Set task — Go through the data below. List every line that holds the word "Normal".

Record set —
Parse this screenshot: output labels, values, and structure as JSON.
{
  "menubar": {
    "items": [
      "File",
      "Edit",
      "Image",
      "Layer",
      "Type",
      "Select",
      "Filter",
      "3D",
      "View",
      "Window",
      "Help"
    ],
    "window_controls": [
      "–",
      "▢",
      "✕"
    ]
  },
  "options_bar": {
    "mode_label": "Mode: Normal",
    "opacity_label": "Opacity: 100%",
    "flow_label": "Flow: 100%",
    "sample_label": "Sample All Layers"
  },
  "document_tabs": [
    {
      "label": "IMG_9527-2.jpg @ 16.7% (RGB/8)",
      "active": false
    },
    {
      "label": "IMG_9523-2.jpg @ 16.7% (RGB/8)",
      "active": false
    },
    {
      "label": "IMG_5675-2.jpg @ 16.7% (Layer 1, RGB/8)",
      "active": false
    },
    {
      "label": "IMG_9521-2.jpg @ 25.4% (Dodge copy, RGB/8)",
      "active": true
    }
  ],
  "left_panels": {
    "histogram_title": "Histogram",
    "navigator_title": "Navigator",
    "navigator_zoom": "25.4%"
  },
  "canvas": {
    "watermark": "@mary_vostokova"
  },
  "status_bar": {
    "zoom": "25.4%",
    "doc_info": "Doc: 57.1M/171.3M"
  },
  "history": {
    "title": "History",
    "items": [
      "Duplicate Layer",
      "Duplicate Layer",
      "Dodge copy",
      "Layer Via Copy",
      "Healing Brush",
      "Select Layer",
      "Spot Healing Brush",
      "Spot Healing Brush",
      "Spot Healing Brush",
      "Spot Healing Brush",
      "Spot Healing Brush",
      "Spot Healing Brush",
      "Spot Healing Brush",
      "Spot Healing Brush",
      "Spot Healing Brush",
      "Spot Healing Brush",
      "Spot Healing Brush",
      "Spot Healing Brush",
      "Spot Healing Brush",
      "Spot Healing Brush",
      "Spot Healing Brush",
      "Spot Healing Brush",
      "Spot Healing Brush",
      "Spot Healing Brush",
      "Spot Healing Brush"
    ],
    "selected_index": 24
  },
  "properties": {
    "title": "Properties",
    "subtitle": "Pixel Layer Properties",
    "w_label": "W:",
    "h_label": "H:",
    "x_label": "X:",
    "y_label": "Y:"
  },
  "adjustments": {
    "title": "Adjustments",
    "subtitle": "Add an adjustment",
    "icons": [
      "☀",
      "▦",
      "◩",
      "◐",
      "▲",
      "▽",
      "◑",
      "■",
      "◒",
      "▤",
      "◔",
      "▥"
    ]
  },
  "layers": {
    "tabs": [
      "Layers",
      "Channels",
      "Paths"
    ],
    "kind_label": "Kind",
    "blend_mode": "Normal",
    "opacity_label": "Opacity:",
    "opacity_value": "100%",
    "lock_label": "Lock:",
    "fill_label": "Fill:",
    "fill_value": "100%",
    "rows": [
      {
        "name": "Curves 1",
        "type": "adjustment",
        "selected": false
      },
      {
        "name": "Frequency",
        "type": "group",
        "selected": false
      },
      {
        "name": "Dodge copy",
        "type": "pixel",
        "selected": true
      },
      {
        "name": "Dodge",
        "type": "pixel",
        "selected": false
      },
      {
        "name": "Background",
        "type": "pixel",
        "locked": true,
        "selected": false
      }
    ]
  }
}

Written solution —
    "mode_label": "Mode: Normal",
    "blend_mode": "Normal",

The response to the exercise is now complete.